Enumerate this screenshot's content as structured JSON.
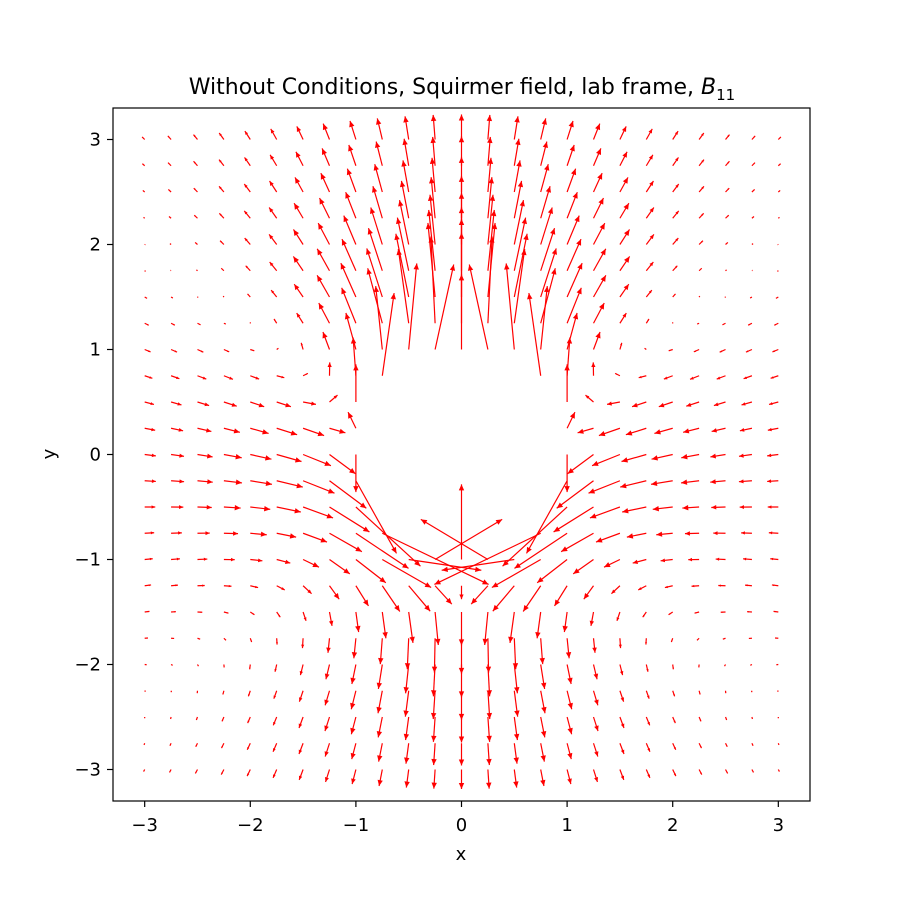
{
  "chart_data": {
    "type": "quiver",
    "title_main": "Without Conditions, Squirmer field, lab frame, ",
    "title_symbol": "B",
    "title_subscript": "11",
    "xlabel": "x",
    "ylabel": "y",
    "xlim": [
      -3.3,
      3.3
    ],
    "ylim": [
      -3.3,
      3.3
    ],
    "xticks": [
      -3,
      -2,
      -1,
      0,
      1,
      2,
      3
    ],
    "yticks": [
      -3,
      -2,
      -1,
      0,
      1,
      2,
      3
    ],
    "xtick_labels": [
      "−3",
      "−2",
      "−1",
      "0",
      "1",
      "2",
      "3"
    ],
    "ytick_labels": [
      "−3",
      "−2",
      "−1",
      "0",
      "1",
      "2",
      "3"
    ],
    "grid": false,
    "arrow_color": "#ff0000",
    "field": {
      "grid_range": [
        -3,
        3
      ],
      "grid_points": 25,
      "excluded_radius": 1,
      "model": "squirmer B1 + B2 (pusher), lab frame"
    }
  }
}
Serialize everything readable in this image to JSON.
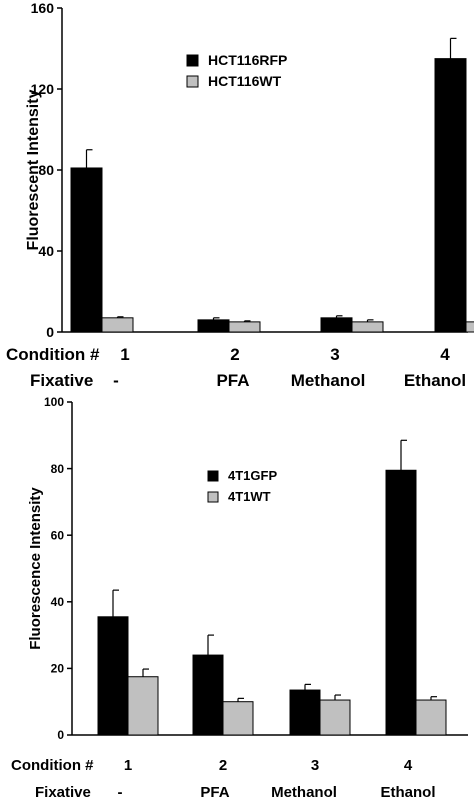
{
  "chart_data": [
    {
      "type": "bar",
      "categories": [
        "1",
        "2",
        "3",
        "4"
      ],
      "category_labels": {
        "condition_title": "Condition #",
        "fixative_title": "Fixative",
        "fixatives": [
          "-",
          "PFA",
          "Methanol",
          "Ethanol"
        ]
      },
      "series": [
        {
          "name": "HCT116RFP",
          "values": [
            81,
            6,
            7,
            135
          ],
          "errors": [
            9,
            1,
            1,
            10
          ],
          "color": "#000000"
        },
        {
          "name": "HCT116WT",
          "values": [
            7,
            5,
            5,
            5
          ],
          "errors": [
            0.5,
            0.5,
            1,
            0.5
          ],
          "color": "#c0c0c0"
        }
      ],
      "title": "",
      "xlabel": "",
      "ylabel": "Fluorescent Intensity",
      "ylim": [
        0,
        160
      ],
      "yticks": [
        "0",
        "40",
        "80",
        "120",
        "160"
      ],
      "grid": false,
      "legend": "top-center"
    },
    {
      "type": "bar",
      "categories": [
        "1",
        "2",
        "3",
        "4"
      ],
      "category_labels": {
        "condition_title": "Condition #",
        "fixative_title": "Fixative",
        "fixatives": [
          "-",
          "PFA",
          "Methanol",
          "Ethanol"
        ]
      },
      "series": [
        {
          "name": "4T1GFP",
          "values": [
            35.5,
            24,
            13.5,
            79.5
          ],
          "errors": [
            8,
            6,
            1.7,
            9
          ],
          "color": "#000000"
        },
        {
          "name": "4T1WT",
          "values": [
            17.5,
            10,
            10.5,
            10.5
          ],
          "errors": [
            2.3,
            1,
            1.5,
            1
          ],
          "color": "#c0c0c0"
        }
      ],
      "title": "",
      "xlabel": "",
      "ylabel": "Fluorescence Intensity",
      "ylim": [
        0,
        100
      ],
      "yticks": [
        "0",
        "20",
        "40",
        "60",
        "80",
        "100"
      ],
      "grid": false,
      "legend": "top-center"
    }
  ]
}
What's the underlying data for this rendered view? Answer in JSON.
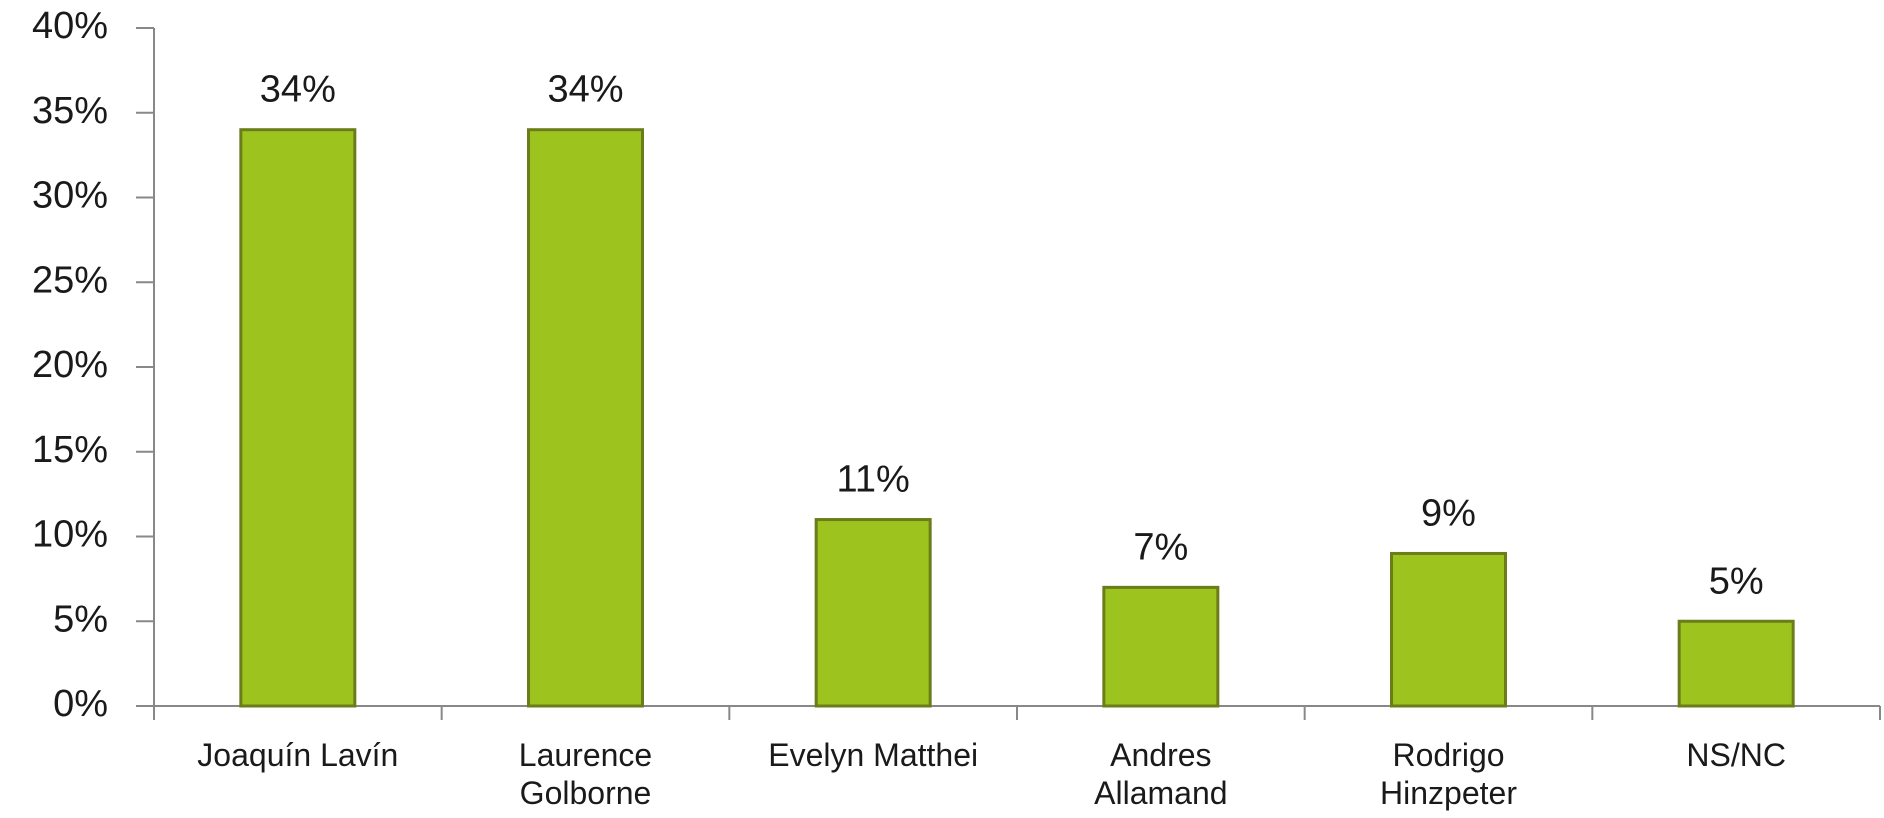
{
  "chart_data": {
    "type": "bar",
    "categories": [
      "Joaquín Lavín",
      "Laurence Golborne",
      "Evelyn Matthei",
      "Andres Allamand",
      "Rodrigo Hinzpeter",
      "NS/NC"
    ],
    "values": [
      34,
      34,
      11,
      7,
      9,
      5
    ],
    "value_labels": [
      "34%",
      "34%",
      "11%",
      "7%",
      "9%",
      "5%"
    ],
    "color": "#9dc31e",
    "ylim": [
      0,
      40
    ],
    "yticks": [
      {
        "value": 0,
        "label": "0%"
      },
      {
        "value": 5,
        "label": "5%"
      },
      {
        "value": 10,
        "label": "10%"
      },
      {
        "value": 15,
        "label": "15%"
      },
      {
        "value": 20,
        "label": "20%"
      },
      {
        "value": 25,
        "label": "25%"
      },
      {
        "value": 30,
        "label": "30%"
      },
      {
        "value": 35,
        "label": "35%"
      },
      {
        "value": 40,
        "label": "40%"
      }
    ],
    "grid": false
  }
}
--------------------
Determine how many lines of the records above contain the word "name", and report only that number.

4